Task brief: How many lines of the data hold the word "your"? State the number and nothing else.

* start Materials provided *

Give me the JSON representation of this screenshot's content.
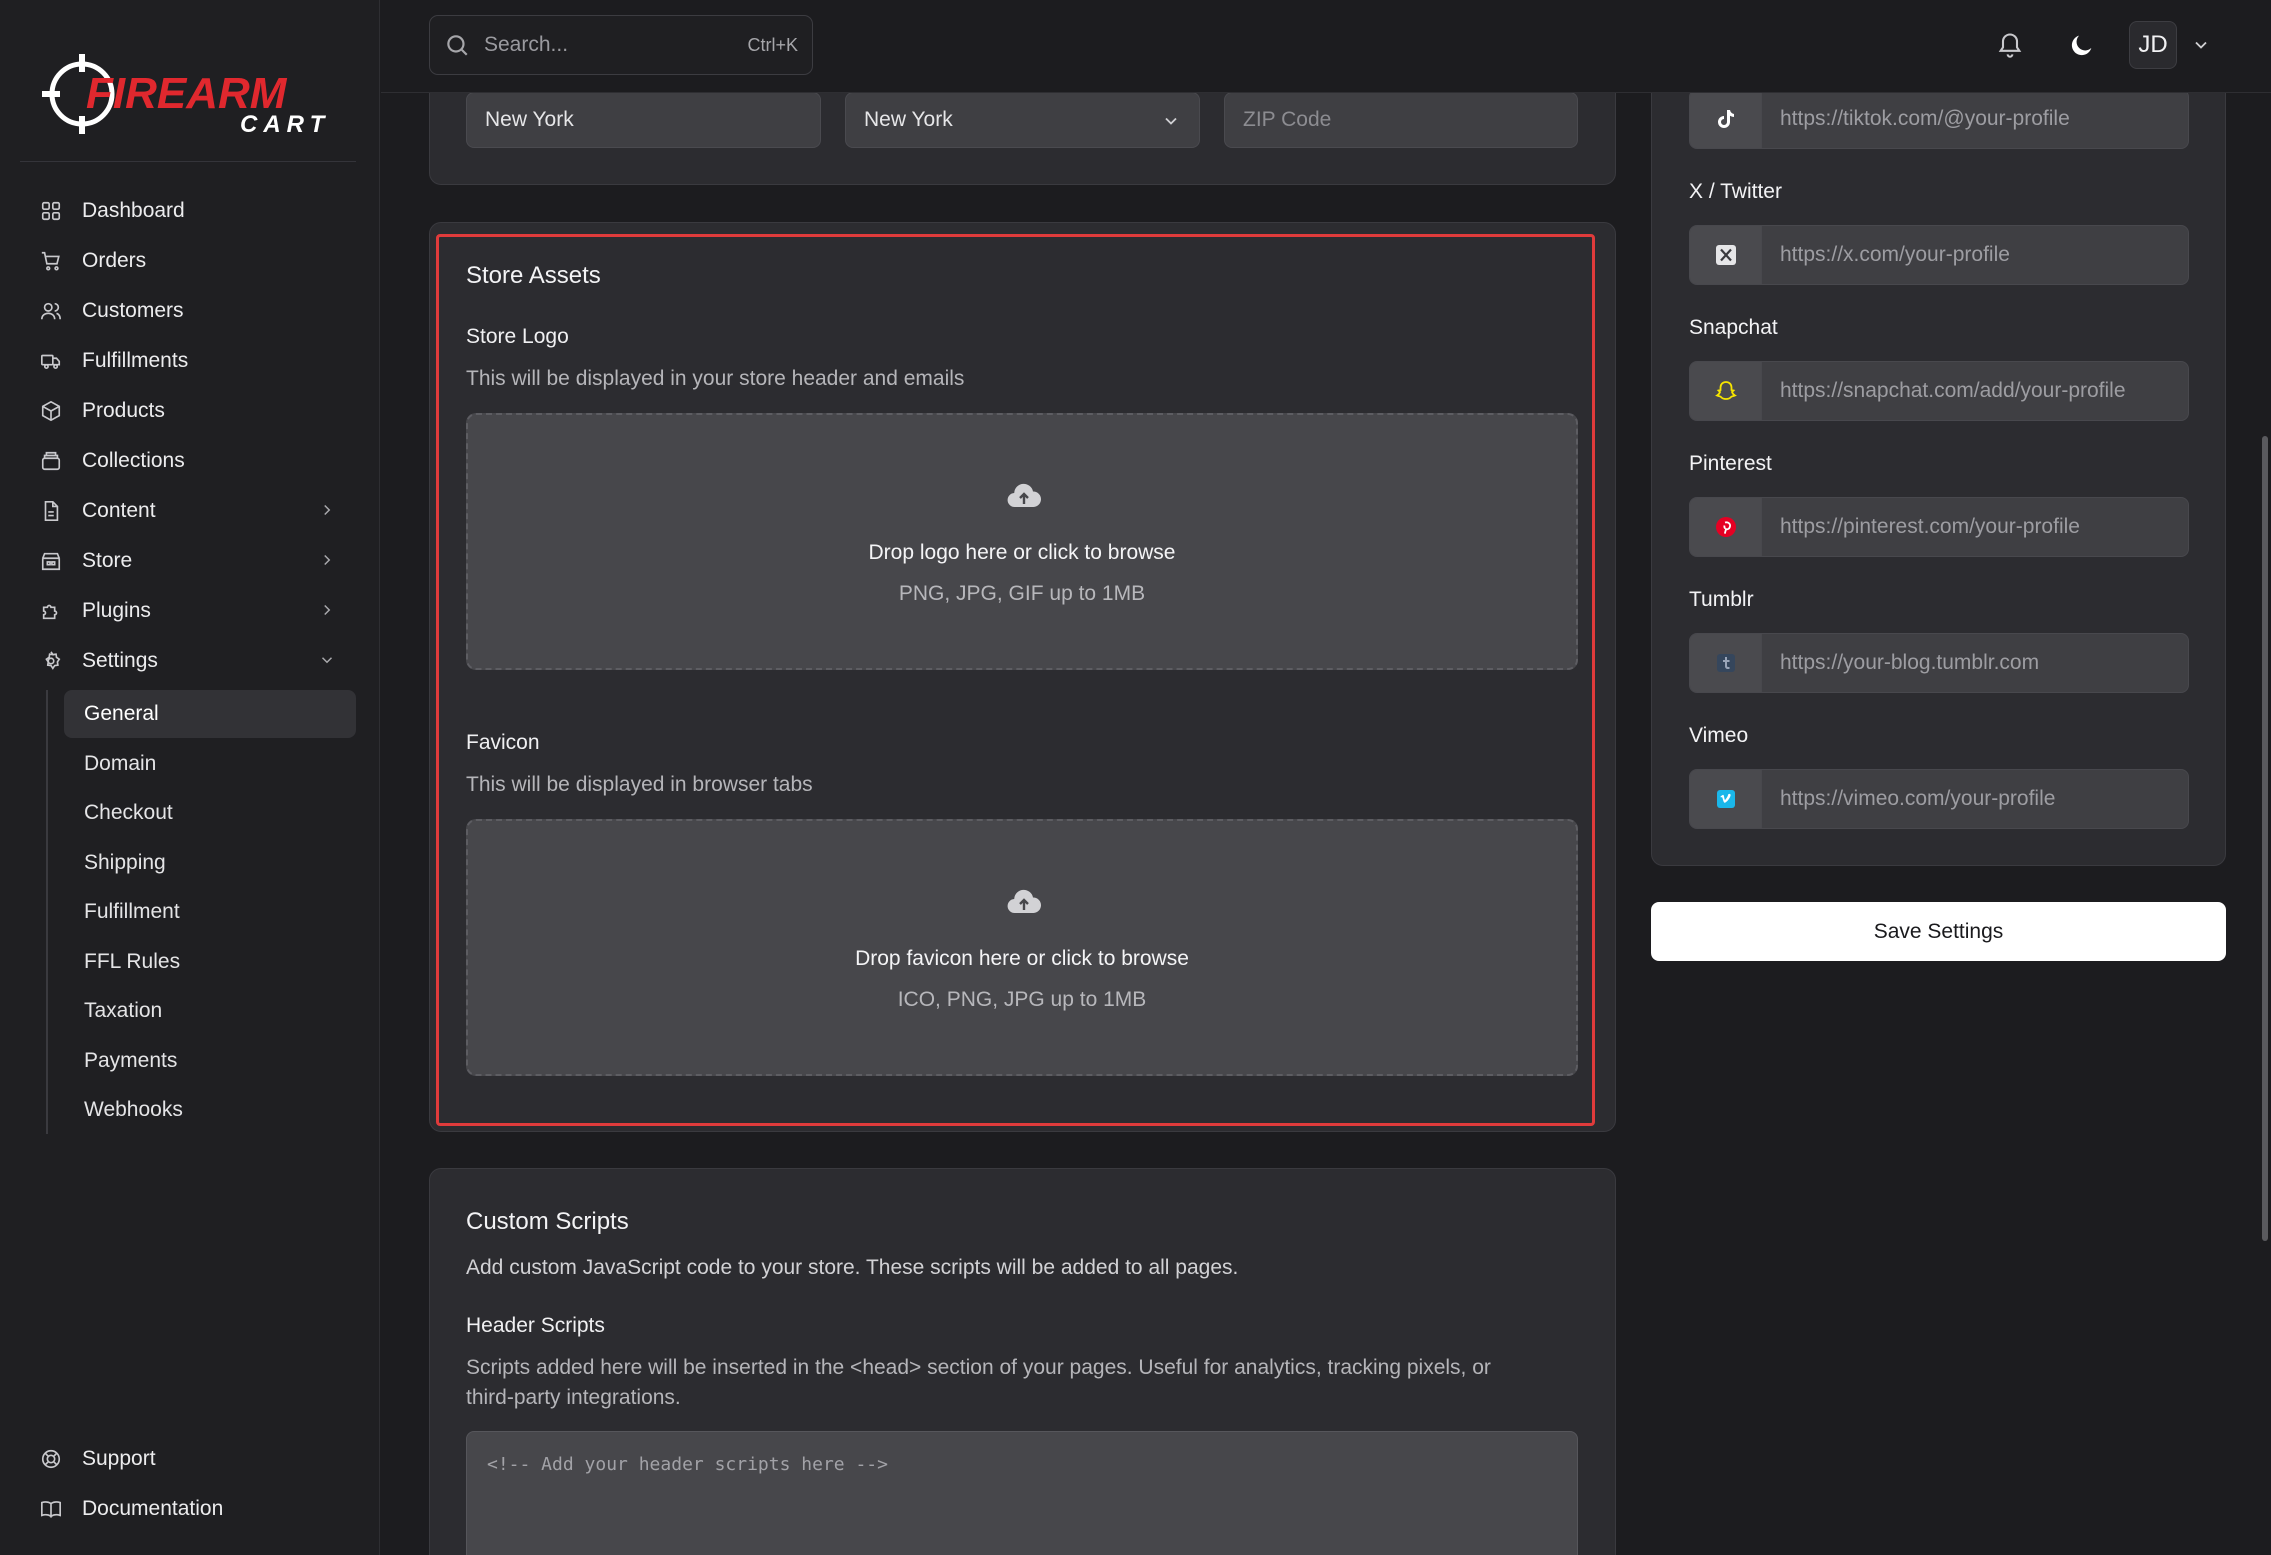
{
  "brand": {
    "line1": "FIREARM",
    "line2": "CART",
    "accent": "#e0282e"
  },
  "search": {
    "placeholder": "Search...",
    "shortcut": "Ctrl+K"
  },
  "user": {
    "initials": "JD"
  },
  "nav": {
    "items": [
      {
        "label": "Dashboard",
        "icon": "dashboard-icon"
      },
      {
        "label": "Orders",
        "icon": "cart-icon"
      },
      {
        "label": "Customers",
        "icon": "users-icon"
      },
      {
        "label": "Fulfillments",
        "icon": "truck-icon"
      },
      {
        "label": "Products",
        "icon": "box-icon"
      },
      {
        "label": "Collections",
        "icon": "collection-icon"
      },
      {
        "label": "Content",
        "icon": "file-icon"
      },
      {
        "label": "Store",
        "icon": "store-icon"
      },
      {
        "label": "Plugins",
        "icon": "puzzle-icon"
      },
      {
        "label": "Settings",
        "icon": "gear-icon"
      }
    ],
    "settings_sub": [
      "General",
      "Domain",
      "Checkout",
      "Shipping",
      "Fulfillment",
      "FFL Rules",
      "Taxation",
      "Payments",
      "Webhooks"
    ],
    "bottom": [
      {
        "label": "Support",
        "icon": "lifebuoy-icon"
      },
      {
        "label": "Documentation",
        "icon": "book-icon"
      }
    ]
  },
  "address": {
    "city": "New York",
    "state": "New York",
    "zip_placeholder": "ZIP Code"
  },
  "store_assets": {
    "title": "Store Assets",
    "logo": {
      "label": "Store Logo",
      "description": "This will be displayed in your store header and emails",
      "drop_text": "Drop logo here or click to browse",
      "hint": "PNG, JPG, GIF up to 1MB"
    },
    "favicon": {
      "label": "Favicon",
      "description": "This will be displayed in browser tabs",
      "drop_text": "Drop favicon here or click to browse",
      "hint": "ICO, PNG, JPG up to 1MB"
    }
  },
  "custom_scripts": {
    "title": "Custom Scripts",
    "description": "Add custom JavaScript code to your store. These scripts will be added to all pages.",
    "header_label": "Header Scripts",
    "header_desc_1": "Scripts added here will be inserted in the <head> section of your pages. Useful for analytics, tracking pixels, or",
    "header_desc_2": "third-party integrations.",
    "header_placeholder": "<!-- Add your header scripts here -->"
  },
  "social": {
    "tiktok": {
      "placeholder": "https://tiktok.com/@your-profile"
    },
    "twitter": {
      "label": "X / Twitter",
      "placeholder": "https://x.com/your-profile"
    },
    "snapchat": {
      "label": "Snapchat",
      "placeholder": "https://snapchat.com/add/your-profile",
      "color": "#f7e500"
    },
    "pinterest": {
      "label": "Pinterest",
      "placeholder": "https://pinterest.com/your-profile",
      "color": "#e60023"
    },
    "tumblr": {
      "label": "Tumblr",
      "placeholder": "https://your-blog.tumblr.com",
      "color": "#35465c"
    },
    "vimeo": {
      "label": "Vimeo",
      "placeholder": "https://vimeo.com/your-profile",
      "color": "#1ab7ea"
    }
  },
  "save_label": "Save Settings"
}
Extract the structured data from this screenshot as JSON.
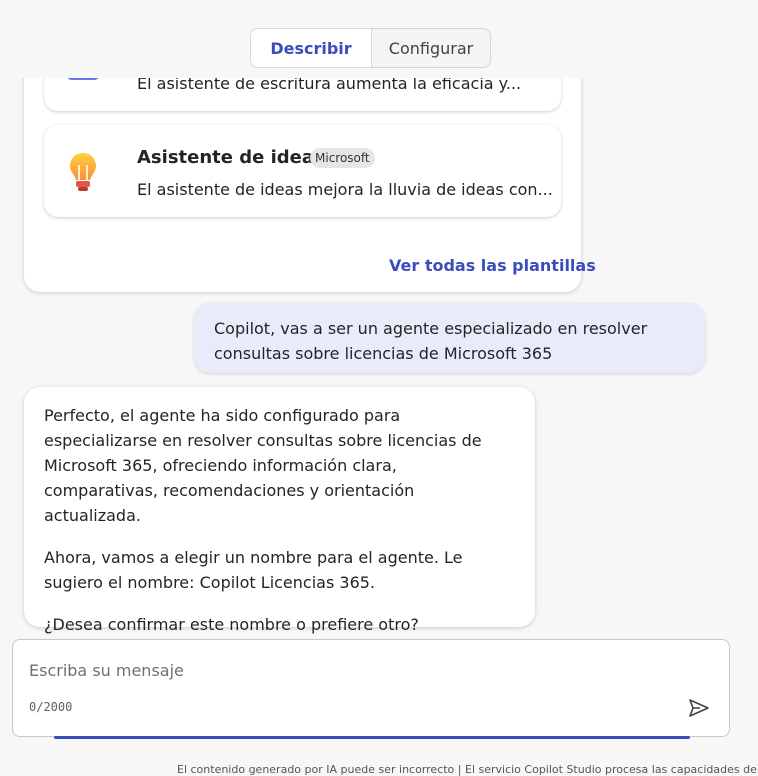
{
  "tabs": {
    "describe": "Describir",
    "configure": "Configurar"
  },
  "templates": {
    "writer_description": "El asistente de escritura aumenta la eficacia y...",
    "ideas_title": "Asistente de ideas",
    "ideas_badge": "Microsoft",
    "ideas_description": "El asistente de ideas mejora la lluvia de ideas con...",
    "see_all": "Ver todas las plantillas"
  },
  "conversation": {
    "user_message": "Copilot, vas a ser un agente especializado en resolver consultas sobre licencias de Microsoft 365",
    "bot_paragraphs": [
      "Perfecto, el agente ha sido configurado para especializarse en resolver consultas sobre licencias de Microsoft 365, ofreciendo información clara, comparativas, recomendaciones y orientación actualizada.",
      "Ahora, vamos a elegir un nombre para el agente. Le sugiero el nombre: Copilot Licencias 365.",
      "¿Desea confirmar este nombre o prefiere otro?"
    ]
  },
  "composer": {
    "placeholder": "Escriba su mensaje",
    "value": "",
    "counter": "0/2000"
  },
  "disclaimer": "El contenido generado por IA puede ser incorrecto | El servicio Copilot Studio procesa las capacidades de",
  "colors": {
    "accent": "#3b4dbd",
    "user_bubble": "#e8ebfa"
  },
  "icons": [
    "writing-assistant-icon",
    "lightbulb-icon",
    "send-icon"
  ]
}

* end Materials provided *

Completed task: 10